→ **Source material**:
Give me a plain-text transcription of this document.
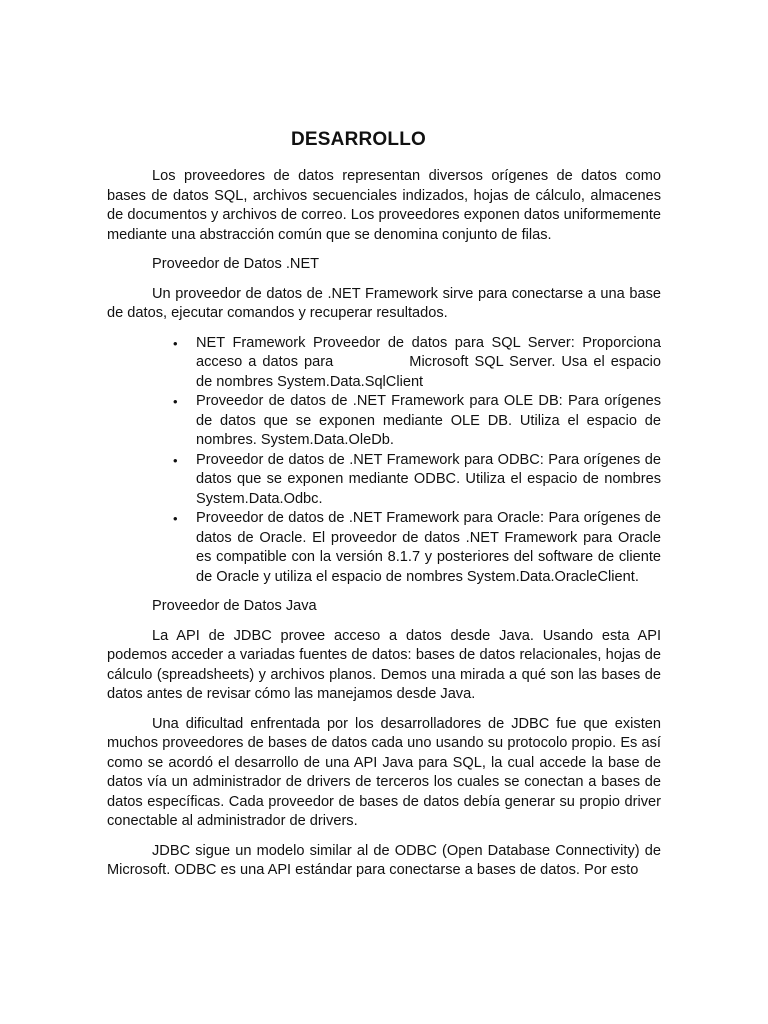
DESARROLLO

Los proveedores de datos representan diversos orígenes de datos como bases de datos SQL, archivos secuenciales indizados, hojas de cálculo, almacenes de documentos y archivos de correo. Los proveedores exponen datos uniformemente mediante una abstracción común que se denomina conjunto de filas.

Proveedor de Datos .NET

Un proveedor de datos de .NET Framework sirve para conectarse a una base de datos, ejecutar comandos y recuperar resultados.

• NET Framework Proveedor de datos para SQL Server: Proporciona acceso a datos para	Microsoft SQL Server. Usa el espacio de nombres System.Data.SqlClient
• Proveedor de datos de .NET Framework para OLE DB: Para orígenes de datos que se exponen mediante OLE DB. Utiliza el espacio de nombres. System.Data.OleDb.
• Proveedor de datos de .NET Framework para ODBC: Para orígenes de datos que se exponen mediante ODBC. Utiliza el espacio de nombres System.Data.Odbc.
• Proveedor de datos de .NET Framework para Oracle: Para orígenes de datos de Oracle. El proveedor de datos .NET Framework para Oracle es compatible con la versión 8.1.7 y posteriores del software de cliente de Oracle y utiliza el espacio de nombres System.Data.OracleClient.

Proveedor de Datos Java

La API de JDBC provee acceso a datos desde Java. Usando esta API podemos acceder a variadas fuentes de datos: bases de datos relacionales, hojas de cálculo (spreadsheets) y archivos planos. Demos una mirada a qué son las bases de datos antes de revisar cómo las manejamos desde Java.

Una dificultad enfrentada por los desarrolladores de JDBC fue que existen muchos proveedores de bases de datos cada uno usando su protocolo propio. Es así como se acordó el desarrollo de una API Java para SQL, la cual accede la base de datos vía un administrador de drivers de terceros los cuales se conectan a bases de datos específicas. Cada proveedor de bases de datos debía generar su propio driver conectable al administrador de drivers.

JDBC sigue un modelo similar al de ODBC (Open Database Connectivity) de Microsoft. ODBC es una API estándar para conectarse a bases de datos. Por esto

→ **What the task asks**: When the word "conectarse" appears in a line of the listing, pull that line out.

→ **Reply to the exercise**:
Un proveedor de datos de .NET Framework sirve para conectarse a una base de datos, ejecutar comandos y recuperar resultados.
JDBC sigue un modelo similar al de ODBC (Open Database Connectivity) de Microsoft. ODBC es una API estándar para conectarse a bases de datos. Por esto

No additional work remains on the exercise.